start ENTRIES PROVIDED

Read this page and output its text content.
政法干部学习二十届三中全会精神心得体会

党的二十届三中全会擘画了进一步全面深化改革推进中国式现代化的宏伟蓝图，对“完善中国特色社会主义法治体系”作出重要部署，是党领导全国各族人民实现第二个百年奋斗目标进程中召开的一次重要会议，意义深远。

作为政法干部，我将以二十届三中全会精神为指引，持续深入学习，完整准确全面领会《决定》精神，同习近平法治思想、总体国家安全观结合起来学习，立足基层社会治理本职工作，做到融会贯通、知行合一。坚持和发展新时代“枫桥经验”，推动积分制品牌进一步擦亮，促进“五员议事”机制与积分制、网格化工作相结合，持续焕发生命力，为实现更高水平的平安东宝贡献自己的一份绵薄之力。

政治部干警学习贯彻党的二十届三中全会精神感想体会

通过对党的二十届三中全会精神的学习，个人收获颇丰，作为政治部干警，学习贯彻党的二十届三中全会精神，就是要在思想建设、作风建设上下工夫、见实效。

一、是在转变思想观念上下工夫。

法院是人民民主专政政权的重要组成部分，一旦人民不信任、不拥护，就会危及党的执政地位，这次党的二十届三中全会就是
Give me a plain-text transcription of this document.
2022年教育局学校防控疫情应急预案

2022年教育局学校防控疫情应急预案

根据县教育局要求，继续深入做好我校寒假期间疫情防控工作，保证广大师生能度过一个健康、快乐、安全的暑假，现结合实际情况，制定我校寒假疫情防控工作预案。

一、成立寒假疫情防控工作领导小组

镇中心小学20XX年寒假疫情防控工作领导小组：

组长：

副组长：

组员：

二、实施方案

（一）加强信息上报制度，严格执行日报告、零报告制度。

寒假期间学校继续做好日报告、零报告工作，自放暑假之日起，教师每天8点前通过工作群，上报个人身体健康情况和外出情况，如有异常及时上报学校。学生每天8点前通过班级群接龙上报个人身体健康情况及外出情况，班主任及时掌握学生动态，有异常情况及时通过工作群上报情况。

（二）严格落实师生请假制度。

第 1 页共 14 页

end ENTRIES PROVIDED

GOAL OF THE EXERCISE:
Please return the data above exactly as given.

RESULT OF THE TASK:
Read this page and output its text content.
政法干部学习二十届三中全会精神心得体会

党的二十届三中全会擘画了进一步全面深化改革推进中国式现代化的宏伟蓝图，对“完善中国特色社会主义法治体系”作出重要部署，是党领导全国各族人民实现第二个百年奋斗目标进程中召开的一次重要会议，意义深远。

作为政法干部，我将以二十届三中全会精神为指引，持续深入学习，完整准确全面领会《决定》精神，同习近平法治思想、总体国家安全观结合起来学习，立足基层社会治理本职工作，做到融会贯通、知行合一。坚持和发展新时代“枫桥经验”，推动积分制品牌进一步擦亮，促进“五员议事”机制与积分制、网格化工作相结合，持续焕发生命力，为实现更高水平的平安东宝贡献自己的一份绵薄之力。

政治部干警学习贯彻党的二十届三中全会精神感想体会

通过对党的二十届三中全会精神的学习，个人收获颇丰，作为政治部干警，学习贯彻党的二十届三中全会精神，就是要在思想建设、作风建设上下工夫、见实效。

一、是在转变思想观念上下工夫。

法院是人民民主专政政权的重要组成部分，一旦人民不信任、不拥护，就会危及党的执政地位，这次党的二十届三中全会就是
Give me a plain-text transcription of this document.
2022年教育局学校防控疫情应急预案

2022年教育局学校防控疫情应急预案

根据县教育局要求，继续深入做好我校寒假期间疫情防控工作，保证广大师生能度过一个健康、快乐、安全的暑假，现结合实际情况，制定我校寒假疫情防控工作预案。

一、成立寒假疫情防控工作领导小组

镇中心小学20XX年寒假疫情防控工作领导小组：

组长：

副组长：

组员：

二、实施方案

（一）加强信息上报制度，严格执行日报告、零报告制度。

寒假期间学校继续做好日报告、零报告工作，自放暑假之日起，教师每天8点前通过工作群，上报个人身体健康情况和外出情况，如有异常及时上报学校。学生每天8点前通过班级群接龙上报个人身体健康情况及外出情况，班主任及时掌握学生动态，有异常情况及时通过工作群上报情况。

（二）严格落实师生请假制度。

第 1 页共 14 页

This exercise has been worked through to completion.